▶ _DIRECTION_:
Write the material out again in full, word for word. Do not include the pictures.

▶ _RAW RECORDS_:
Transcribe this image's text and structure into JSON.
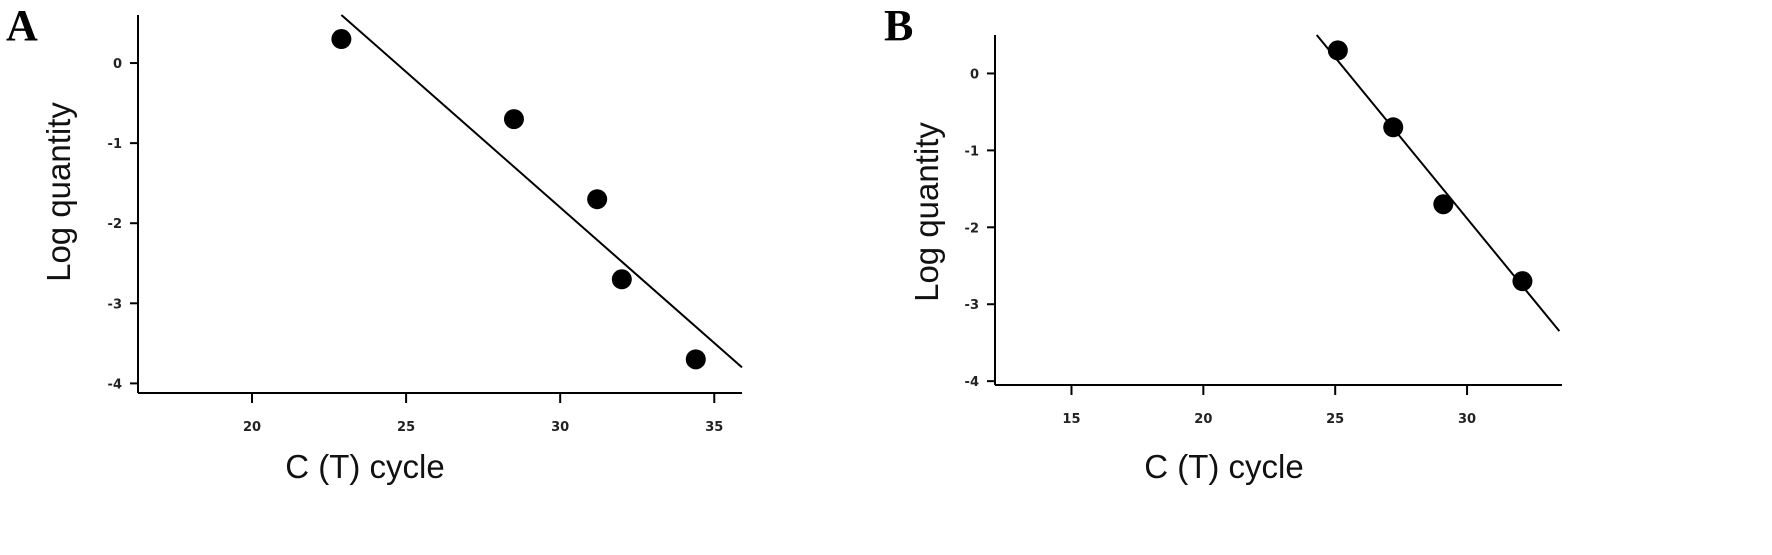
{
  "chart_data": [
    {
      "type": "scatter",
      "panel_label": "A",
      "x_label": "C (T) cycle",
      "y_label": "Log quantity",
      "x": [
        22.9,
        28.5,
        31.2,
        32.0,
        34.4
      ],
      "y": [
        0.3,
        -0.7,
        -1.7,
        -2.7,
        -3.7
      ],
      "color": "#000000",
      "trendline": {
        "x": [
          22.9,
          35.9
        ],
        "y": [
          0.6,
          -3.8
        ]
      },
      "xlim": [
        16.3,
        35.9
      ],
      "ylim": [
        -4.12,
        0.6
      ],
      "xticks": [
        20,
        25,
        30,
        35
      ],
      "yticks": [
        0,
        -1,
        -2,
        -3,
        -4
      ]
    },
    {
      "type": "scatter",
      "panel_label": "B",
      "x_label": "C (T) cycle",
      "y_label": "Log quantity",
      "x": [
        25.1,
        27.2,
        29.1,
        32.1
      ],
      "y": [
        0.3,
        -0.7,
        -1.7,
        -2.7
      ],
      "color": "#000000",
      "trendline": {
        "x": [
          24.3,
          33.5
        ],
        "y": [
          0.5,
          -3.35
        ]
      },
      "xlim": [
        12.1,
        33.6
      ],
      "ylim": [
        -4.05,
        0.5
      ],
      "xticks": [
        15,
        20,
        25,
        30
      ],
      "yticks": [
        0,
        -1,
        -2,
        -3,
        -4
      ]
    }
  ]
}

▶ _EXERCISE RESPONSE_:
Transcribe this image's text and structure into JSON.
{
  "chart_data": [
    {
      "type": "scatter",
      "panel_label": "A",
      "x_label": "C (T) cycle",
      "y_label": "Log quantity",
      "x": [
        22.9,
        28.5,
        31.2,
        32.0,
        34.4
      ],
      "y": [
        0.3,
        -0.7,
        -1.7,
        -2.7,
        -3.7
      ],
      "color": "#000000",
      "trendline": {
        "x": [
          22.9,
          35.9
        ],
        "y": [
          0.6,
          -3.8
        ]
      },
      "xlim": [
        16.3,
        35.9
      ],
      "ylim": [
        -4.12,
        0.6
      ],
      "xticks": [
        20,
        25,
        30,
        35
      ],
      "yticks": [
        0,
        -1,
        -2,
        -3,
        -4
      ]
    },
    {
      "type": "scatter",
      "panel_label": "B",
      "x_label": "C (T) cycle",
      "y_label": "Log quantity",
      "x": [
        25.1,
        27.2,
        29.1,
        32.1
      ],
      "y": [
        0.3,
        -0.7,
        -1.7,
        -2.7
      ],
      "color": "#000000",
      "trendline": {
        "x": [
          24.3,
          33.5
        ],
        "y": [
          0.5,
          -3.35
        ]
      },
      "xlim": [
        12.1,
        33.6
      ],
      "ylim": [
        -4.05,
        0.5
      ],
      "xticks": [
        15,
        20,
        25,
        30
      ],
      "yticks": [
        0,
        -1,
        -2,
        -3,
        -4
      ]
    }
  ]
}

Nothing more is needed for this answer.